Collection entries
•••

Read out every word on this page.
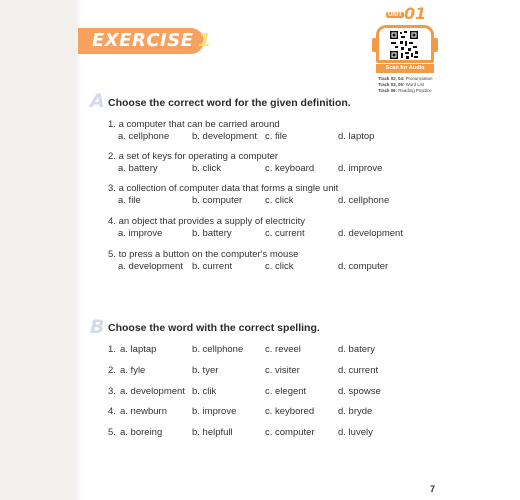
EXERCISE 1
UNIT 01
Scan for Audio
Track 02, 04: Pronunciation
Track 03, 05: Word List
Track 06: Reading Practice
A Choose the correct word for the given definition.
1. a computer that can be carried around
a. cellphone b. development c. file	d. laptop
2. a set of keys for operating a computer
a. battery	b. click	c. keyboard	d. improve
3. a collection of computer data that forms a single unit
a. file	b. computer c. click	d. cellphone
4. an object that provides a supply of electricity
a. improve	b. battery	c. current	d. development
5. to press a button on the computer's mouse
a. development b. current	c. click	d. computer
B Choose the word with the correct spelling.
1. a. laptap	b. cellphone c. reveel	d. batery
2. a. fyle	b. tyer	c. visiter	d. current
3. a. development b. clik	c. elegent	d. spowse
4. a. newburn	b. improve	c. keybored	d. bryde
5. a. boreing	b. helpfull	c. computer d. luvely
7
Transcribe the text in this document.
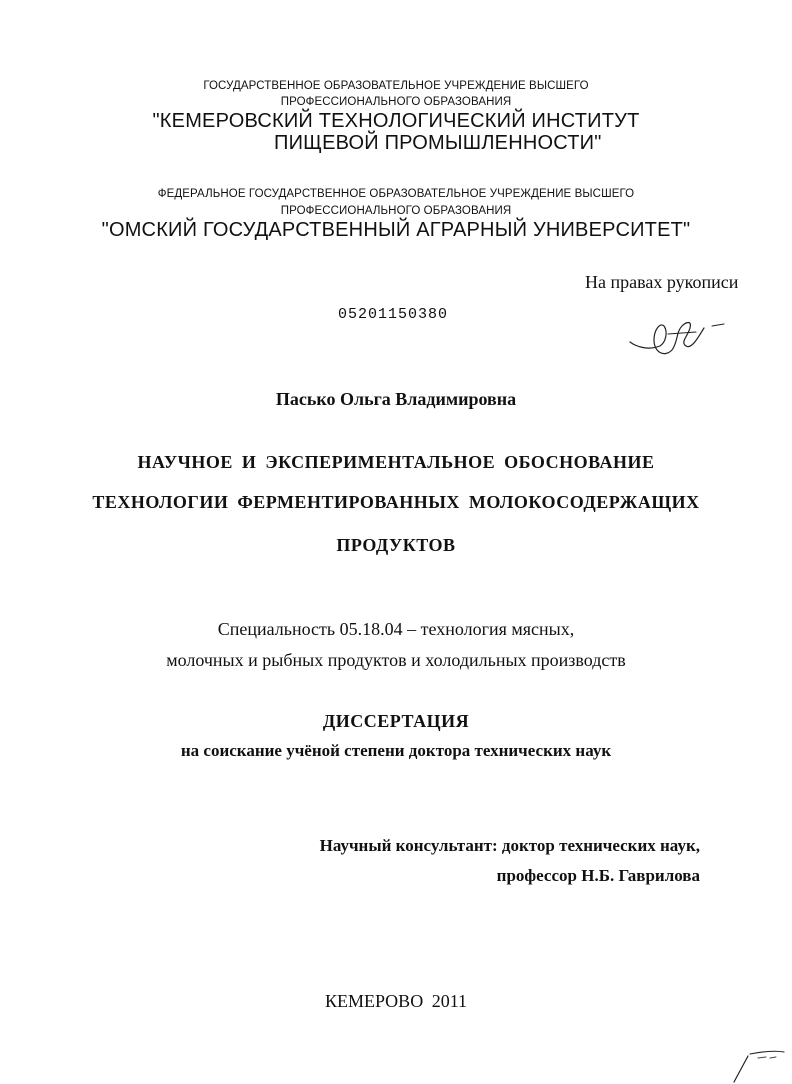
ГОСУДАРСТВЕННОЕ ОБРАЗОВАТЕЛЬНОЕ УЧРЕЖДЕНИЕ ВЫСШЕГО
ПРОФЕССИОНАЛЬНОГО ОБРАЗОВАНИЯ
"КЕМЕРОВСКИЙ ТЕХНОЛОГИЧЕСКИЙ ИНСТИТУТ
ПИЩЕВОЙ ПРОМЫШЛЕННОСТИ"
ФЕДЕРАЛЬНОЕ ГОСУДАРСТВЕННОЕ ОБРАЗОВАТЕЛЬНОЕ УЧРЕЖДЕНИЕ ВЫСШЕГО
ПРОФЕССИОНАЛЬНОГО ОБРАЗОВАНИЯ
"ОМСКИЙ ГОСУДАРСТВЕННЫЙ АГРАРНЫЙ УНИВЕРСИТЕТ"
На правах рукописи
05201150380
Пасько Ольга Владимировна
НАУЧНОЕ И ЭКСПЕРИМЕНТАЛЬНОЕ ОБОСНОВАНИЕ
ТЕХНОЛОГИИ ФЕРМЕНТИРОВАННЫХ МОЛОКОСОДЕРЖАЩИХ
ПРОДУКТОВ
Специальность 05.18.04 – технология мясных,
молочных и рыбных продуктов и холодильных производств
ДИССЕРТАЦИЯ
на соискание учёной степени доктора технических наук
Научный консультант: доктор технических наук,
профессор Н.Б. Гаврилова
КЕМЕРОВО 2011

•••

**Do this:** Reproduce the material above verbatim; omit every picture.

**The solution:**
Read out every word on this page.
EXERCISE 1
UNIT 01
Scan for Audio
Track 02, 04: Pronunciation
Track 03, 05: Word List
Track 06: Reading Practice
A Choose the correct word for the given definition.
1. a computer that can be carried around
a. cellphone b. development c. file	d. laptop
2. a set of keys for operating a computer
a. battery	b. click	c. keyboard	d. improve
3. a collection of computer data that forms a single unit
a. file	b. computer c. click	d. cellphone
4. an object that provides a supply of electricity
a. improve	b. battery	c. current	d. development
5. to press a button on the computer's mouse
a. development b. current	c. click	d. computer
B Choose the word with the correct spelling.
1. a. laptap	b. cellphone c. reveel	d. batery
2. a. fyle	b. tyer	c. visiter	d. current
3. a. development b. clik	c. elegent	d. spowse
4. a. newburn	b. improve	c. keybored	d. bryde
5. a. boreing	b. helpfull	c. computer d. luvely
7
Transcribe the text in this document.
ГОСУДАРСТВЕННОЕ ОБРАЗОВАТЕЛЬНОЕ УЧРЕЖДЕНИЕ ВЫСШЕГО
ПРОФЕССИОНАЛЬНОГО ОБРАЗОВАНИЯ
"КЕМЕРОВСКИЙ ТЕХНОЛОГИЧЕСКИЙ ИНСТИТУТ
ПИЩЕВОЙ ПРОМЫШЛЕННОСТИ"
ФЕДЕРАЛЬНОЕ ГОСУДАРСТВЕННОЕ ОБРАЗОВАТЕЛЬНОЕ УЧРЕЖДЕНИЕ ВЫСШЕГО
ПРОФЕССИОНАЛЬНОГО ОБРАЗОВАНИЯ
"ОМСКИЙ ГОСУДАРСТВЕННЫЙ АГРАРНЫЙ УНИВЕРСИТЕТ"
На правах рукописи
05201150380
Пасько Ольга Владимировна
НАУЧНОЕ И ЭКСПЕРИМЕНТАЛЬНОЕ ОБОСНОВАНИЕ
ТЕХНОЛОГИИ ФЕРМЕНТИРОВАННЫХ МОЛОКОСОДЕРЖАЩИХ
ПРОДУКТОВ
Специальность 05.18.04 – технология мясных,
молочных и рыбных продуктов и холодильных производств
ДИССЕРТАЦИЯ
на соискание учёной степени доктора технических наук
Научный консультант: доктор технических наук,
профессор Н.Б. Гаврилова
КЕМЕРОВО 2011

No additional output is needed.